* **Problem details**: Check each line of the listing, and copy it if it contains the word "JSON".

* **Data**:
********************

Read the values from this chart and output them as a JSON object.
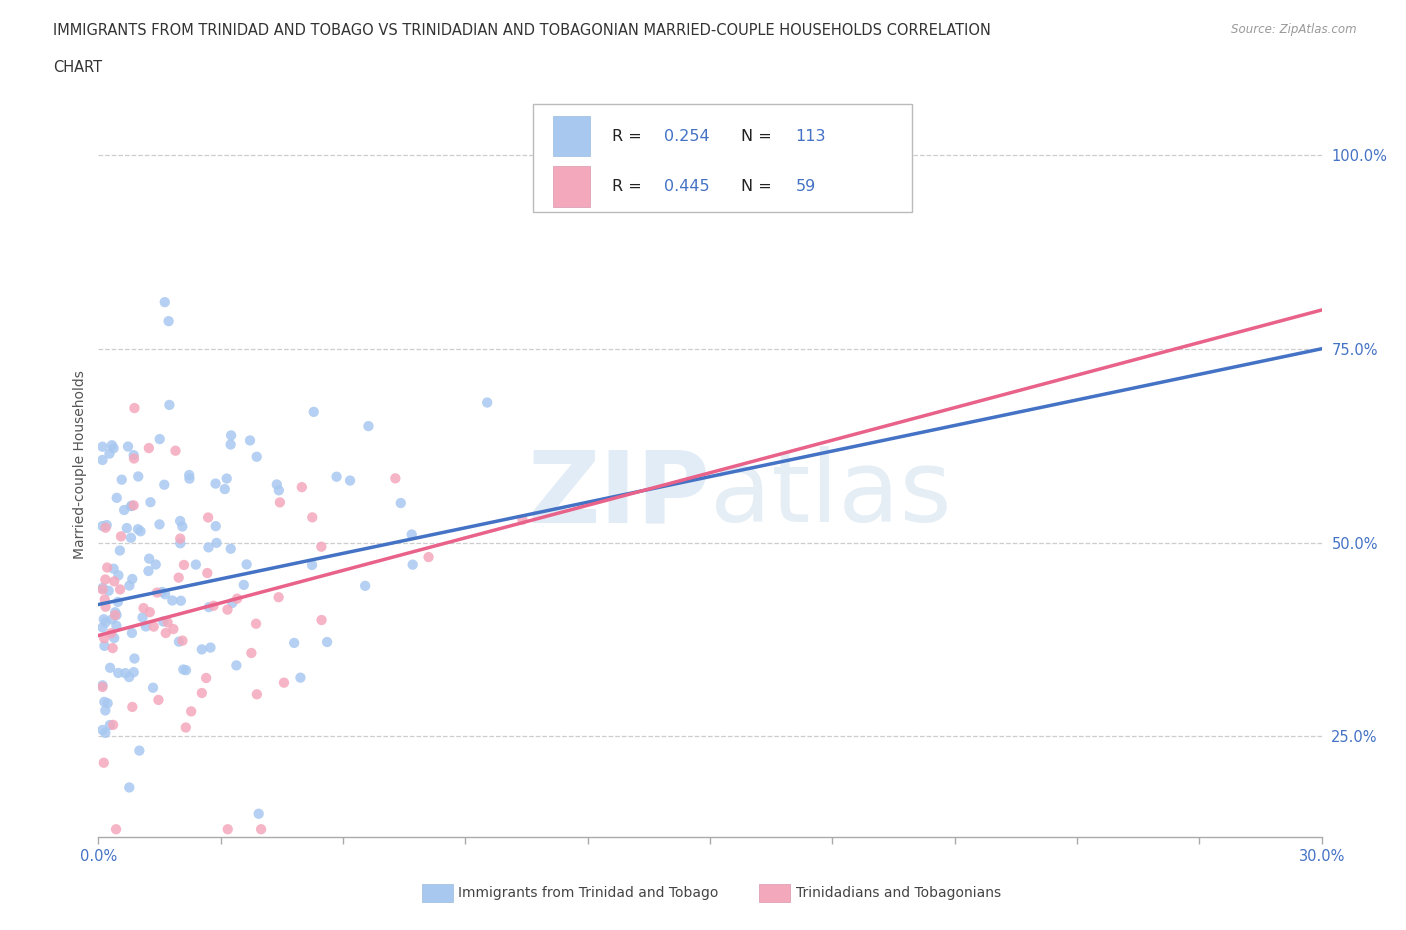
{
  "title_line1": "IMMIGRANTS FROM TRINIDAD AND TOBAGO VS TRINIDADIAN AND TOBAGONIAN MARRIED-COUPLE HOUSEHOLDS CORRELATION",
  "title_line2": "CHART",
  "source": "Source: ZipAtlas.com",
  "ylabel": "Married-couple Households",
  "xlim": [
    0.0,
    0.3
  ],
  "ylim": [
    0.12,
    1.08
  ],
  "ytick_positions": [
    0.25,
    0.5,
    0.75,
    1.0
  ],
  "ytick_labels": [
    "25.0%",
    "50.0%",
    "75.0%",
    "100.0%"
  ],
  "blue_R": 0.254,
  "blue_N": 113,
  "pink_R": 0.445,
  "pink_N": 59,
  "blue_color": "#A8C8F0",
  "pink_color": "#F4A8BC",
  "blue_line_color": "#4472C4",
  "pink_line_color": "#E8628A",
  "legend_label_blue": "Immigrants from Trinidad and Tobago",
  "legend_label_pink": "Trinidadians and Tobagonians",
  "blue_seed": 42,
  "pink_seed": 17,
  "blue_line_y0": 0.42,
  "blue_line_y1": 0.75,
  "pink_line_y0": 0.38,
  "pink_line_y1": 0.8
}
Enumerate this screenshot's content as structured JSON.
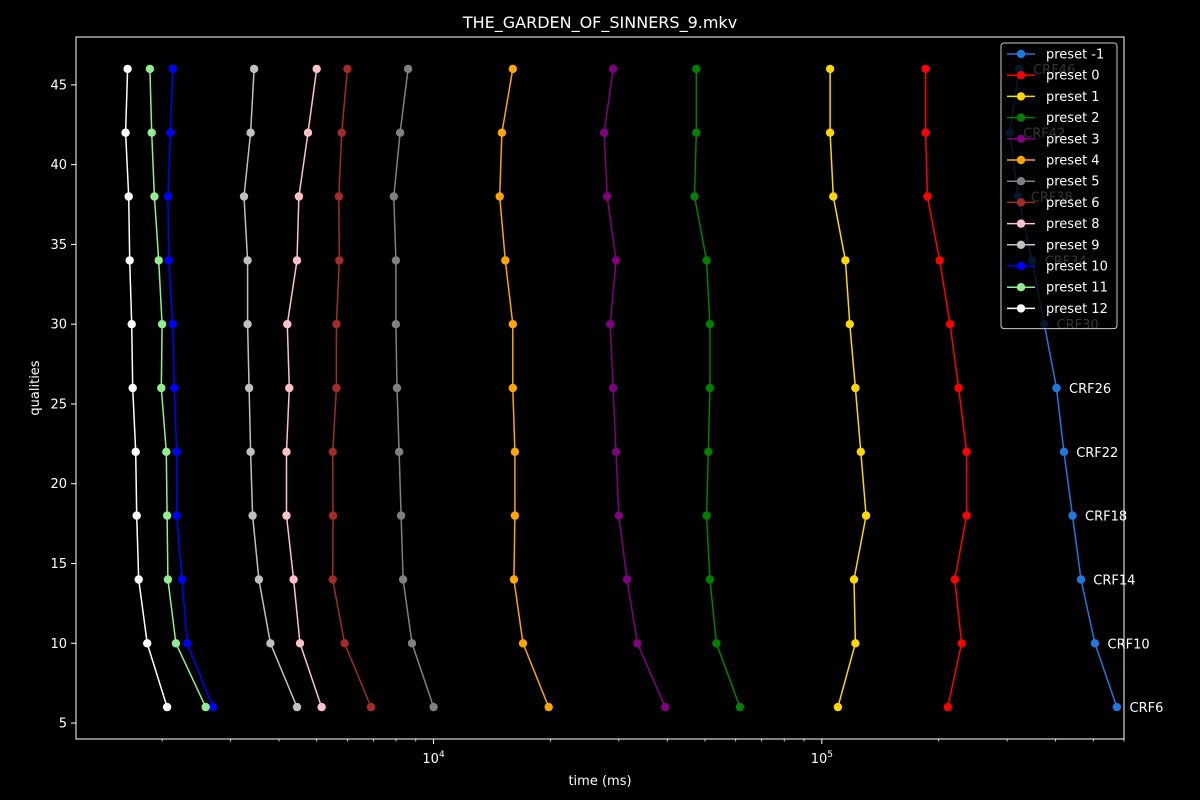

********************

* **Exercise solution**:
Read the values from this chart and output them as a JSON object.
Enumerate this screenshot's content as structured JSON.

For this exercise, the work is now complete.